## To do
Where the string "only" occurs in a line of the data below, that line should be copied.

(Records excerpted from a collection)
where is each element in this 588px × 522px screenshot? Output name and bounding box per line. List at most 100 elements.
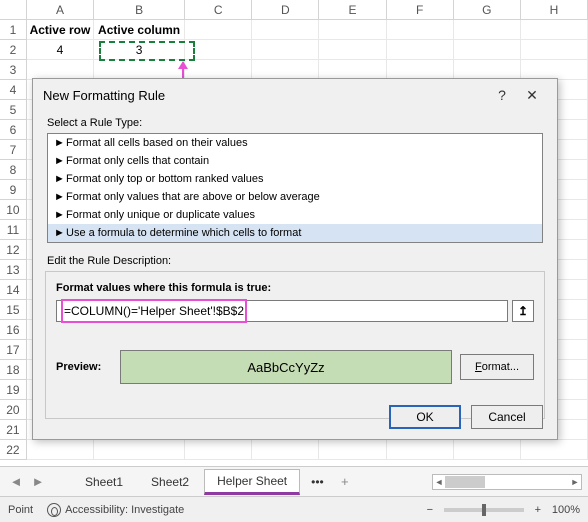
- row-header[interactable]: 15: [0, 300, 27, 320]
- row-header[interactable]: 7: [0, 140, 27, 160]
- edit-description-label: Edit the Rule Description:: [33, 249, 557, 269]
- rule-item[interactable]: ►Format only values that are above or be…: [48, 188, 542, 206]
- zoom-in-button[interactable]: +: [530, 504, 546, 516]
- row-header[interactable]: 6: [0, 120, 27, 140]
- close-button[interactable]: ✕: [517, 81, 547, 109]
- tab-nav-prev[interactable]: ◄: [6, 472, 26, 492]
- row-header[interactable]: 4: [0, 80, 27, 100]
- row-header[interactable]: 10: [0, 200, 27, 220]
- rule-type-list[interactable]: ►Format all cells based on their values …: [47, 133, 543, 243]
- row-header[interactable]: 22: [0, 440, 27, 460]
- select-all[interactable]: [0, 0, 27, 20]
- cell[interactable]: 3: [94, 40, 185, 60]
- cell[interactable]: [252, 40, 319, 60]
- range-selector-button[interactable]: ↥: [512, 300, 534, 322]
- cell[interactable]: Active row: [27, 20, 94, 40]
- zoom-slider[interactable]: [444, 508, 524, 512]
- add-sheet-button[interactable]: +: [335, 472, 355, 492]
- select-rule-type-label: Select a Rule Type:: [33, 111, 557, 131]
- cell[interactable]: [185, 40, 252, 60]
- cell[interactable]: [454, 40, 521, 60]
- cell[interactable]: [521, 20, 588, 40]
- row-header[interactable]: 5: [0, 100, 27, 120]
- cell[interactable]: [185, 440, 252, 460]
- col-header[interactable]: B: [94, 0, 185, 20]
- row-header[interactable]: 11: [0, 220, 27, 240]
- col-header[interactable]: G: [454, 0, 521, 20]
- cell[interactable]: [387, 40, 454, 60]
- cell[interactable]: [27, 440, 94, 460]
- tab-nav-next[interactable]: ►: [28, 472, 48, 492]
- ok-button[interactable]: OK: [389, 405, 461, 429]
- zoom-out-button[interactable]: −: [422, 504, 438, 516]
- cell[interactable]: [454, 60, 521, 80]
- tab-helper-sheet[interactable]: Helper Sheet: [204, 469, 300, 495]
- col-header[interactable]: C: [185, 0, 252, 20]
- row-header[interactable]: 20: [0, 400, 27, 420]
- col-header[interactable]: D: [252, 0, 319, 20]
- row-header[interactable]: 19: [0, 380, 27, 400]
- col-header[interactable]: H: [521, 0, 588, 20]
- cell[interactable]: [454, 20, 521, 40]
- scrollbar-thumb[interactable]: [445, 476, 485, 488]
- rule-item-selected[interactable]: ►Use a formula to determine which cells …: [48, 224, 542, 242]
- zoom-level[interactable]: 100%: [552, 504, 580, 516]
- row-header[interactable]: 3: [0, 60, 27, 80]
- row-header[interactable]: 13: [0, 260, 27, 280]
- cell[interactable]: [252, 440, 319, 460]
- cancel-button[interactable]: Cancel: [471, 405, 543, 429]
- row-header[interactable]: 17: [0, 340, 27, 360]
- row-header[interactable]: 8: [0, 160, 27, 180]
- row-header[interactable]: 18: [0, 360, 27, 380]
- rule-item[interactable]: ►Format all cells based on their values: [48, 134, 542, 152]
- formula-input[interactable]: =COLUMN()='Helper Sheet'!$B$2: [56, 300, 508, 322]
- cell[interactable]: [252, 20, 319, 40]
- preview-sample: AaBbCcYyZz: [120, 350, 452, 384]
- cell[interactable]: [521, 440, 588, 460]
- tab-sheet1[interactable]: Sheet1: [72, 470, 136, 493]
- horizontal-scrollbar[interactable]: ◄ ►: [432, 474, 582, 490]
- format-button[interactable]: Format...: [460, 354, 534, 380]
- row-header[interactable]: 1: [0, 20, 27, 40]
- new-formatting-rule-dialog: New Formatting Rule ? ✕ Select a Rule Ty…: [32, 78, 558, 440]
- dialog-title: New Formatting Rule: [43, 88, 487, 103]
- cell[interactable]: [252, 60, 319, 80]
- cell[interactable]: [319, 60, 386, 80]
- rule-description-box: Format values where this formula is true…: [45, 271, 545, 419]
- cell[interactable]: [94, 60, 185, 80]
- cell[interactable]: [319, 20, 386, 40]
- col-header[interactable]: A: [27, 0, 94, 20]
- row-header[interactable]: 16: [0, 320, 27, 340]
- cell[interactable]: [185, 60, 252, 80]
- row-header[interactable]: 21: [0, 420, 27, 440]
- row-header[interactable]: 2: [0, 40, 27, 60]
- cell[interactable]: [27, 60, 94, 80]
- cell[interactable]: [94, 440, 185, 460]
- col-header[interactable]: E: [319, 0, 386, 20]
- cell[interactable]: 4: [27, 40, 94, 60]
- cell[interactable]: [185, 20, 252, 40]
- cell[interactable]: [521, 60, 588, 80]
- tab-sheet2[interactable]: Sheet2: [138, 470, 202, 493]
- cell[interactable]: [319, 440, 386, 460]
- cell[interactable]: Active column: [94, 20, 185, 40]
- row-header[interactable]: 14: [0, 280, 27, 300]
- cell[interactable]: [387, 60, 454, 80]
- help-button[interactable]: ?: [487, 81, 517, 109]
- cell[interactable]: [387, 20, 454, 40]
- mode-indicator: Point: [8, 504, 33, 516]
- rule-item[interactable]: ►Format only top or bottom ranked values: [48, 170, 542, 188]
- cell[interactable]: [454, 440, 521, 460]
- rule-item[interactable]: ►Format only unique or duplicate values: [48, 206, 542, 224]
- cell[interactable]: [387, 440, 454, 460]
- cell[interactable]: [521, 40, 588, 60]
- row-header[interactable]: 12: [0, 240, 27, 260]
- row-header[interactable]: 9: [0, 180, 27, 200]
- cell[interactable]: [319, 40, 386, 60]
- col-header[interactable]: F: [387, 0, 454, 20]
- sheet-tabs-bar: ◄ ► Sheet1 Sheet2 Helper Sheet ••• + ◄ ►: [0, 466, 588, 496]
- preview-label: Preview:: [56, 361, 112, 373]
- tab-more[interactable]: •••: [302, 470, 333, 493]
- accessibility-status[interactable]: Accessibility: Investigate: [47, 503, 184, 517]
- rule-item[interactable]: ►Format only cells that contain: [48, 152, 542, 170]
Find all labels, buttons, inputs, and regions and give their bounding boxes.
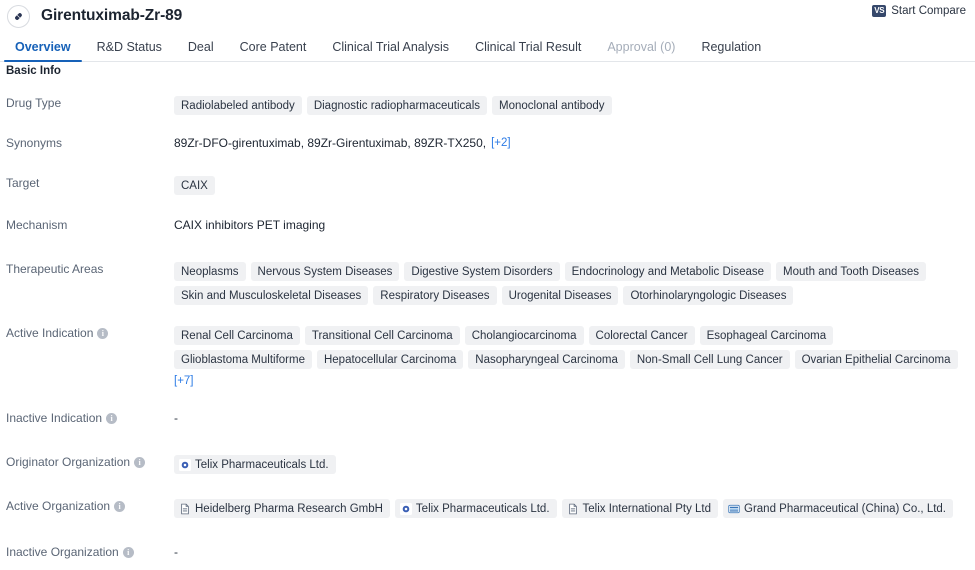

## Solution to the problem
- rule-item[interactable]: ►Format only values that are above or be…: [48, 188, 542, 206]
- rule-item[interactable]: ►Format only top or bottom ranked values: [48, 170, 542, 188]
- rule-item[interactable]: ►Format only unique or duplicate values: [48, 206, 542, 224]
- rule-item[interactable]: ►Format only cells that contain: [48, 152, 542, 170]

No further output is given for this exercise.